### To do
Without the images, write out all of the following entries exactly.

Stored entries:

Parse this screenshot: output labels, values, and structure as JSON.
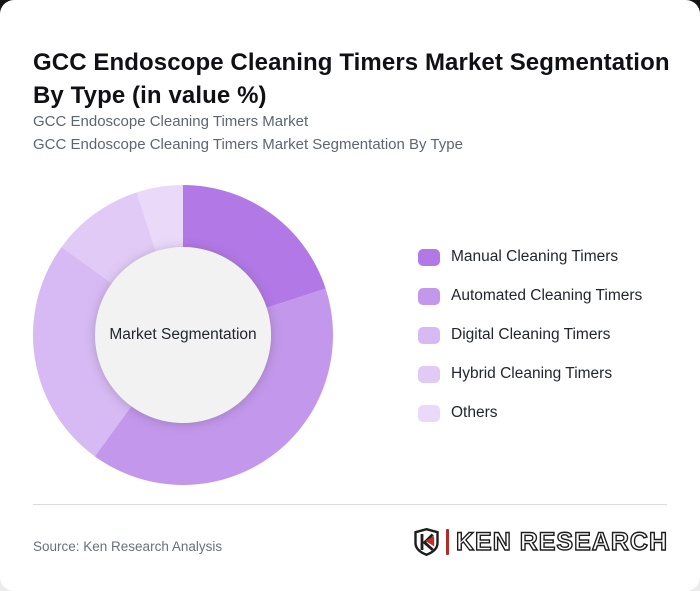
{
  "card": {
    "title": "GCC Endoscope Cleaning Timers Market Segmentation By Type (in value %)",
    "subtitle_line1": "GCC Endoscope Cleaning Timers Market",
    "subtitle_line2": "GCC Endoscope Cleaning Timers Market Segmentation By Type"
  },
  "chart_data": {
    "type": "pie",
    "variant": "donut",
    "title": "GCC Endoscope Cleaning Timers Market Segmentation By Type (in value %)",
    "center_label": "Market Segmentation",
    "categories": [
      "Manual Cleaning Timers",
      "Automated Cleaning Timers",
      "Digital Cleaning Timers",
      "Hybrid Cleaning Timers",
      "Others"
    ],
    "values": [
      20,
      40,
      25,
      10,
      5
    ],
    "unit": "%",
    "colors": [
      "#b278e5",
      "#c397ec",
      "#d7b9f3",
      "#e1cbf6",
      "#ead9f9"
    ],
    "start_angle_deg": 0,
    "direction": "clockwise",
    "legend_position": "right",
    "hole_color": "#f2f2f2"
  },
  "footer": {
    "source": "Source: Ken Research Analysis",
    "logo": {
      "brand": "KEN RESEARCH",
      "monogram": "K",
      "accent_red": "#c0302a",
      "outline_color": "#1d1d1d"
    }
  }
}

### Result
Parse this screenshot: output labels, values, and structure as JSON.
{
  "card": {
    "title": "GCC Endoscope Cleaning Timers Market Segmentation By Type (in value %)",
    "subtitle_line1": "GCC Endoscope Cleaning Timers Market",
    "subtitle_line2": "GCC Endoscope Cleaning Timers Market Segmentation By Type"
  },
  "chart_data": {
    "type": "pie",
    "variant": "donut",
    "title": "GCC Endoscope Cleaning Timers Market Segmentation By Type (in value %)",
    "center_label": "Market Segmentation",
    "categories": [
      "Manual Cleaning Timers",
      "Automated Cleaning Timers",
      "Digital Cleaning Timers",
      "Hybrid Cleaning Timers",
      "Others"
    ],
    "values": [
      20,
      40,
      25,
      10,
      5
    ],
    "unit": "%",
    "colors": [
      "#b278e5",
      "#c397ec",
      "#d7b9f3",
      "#e1cbf6",
      "#ead9f9"
    ],
    "start_angle_deg": 0,
    "direction": "clockwise",
    "legend_position": "right",
    "hole_color": "#f2f2f2"
  },
  "footer": {
    "source": "Source: Ken Research Analysis",
    "logo": {
      "brand": "KEN RESEARCH",
      "monogram": "K",
      "accent_red": "#c0302a",
      "outline_color": "#1d1d1d"
    }
  }
}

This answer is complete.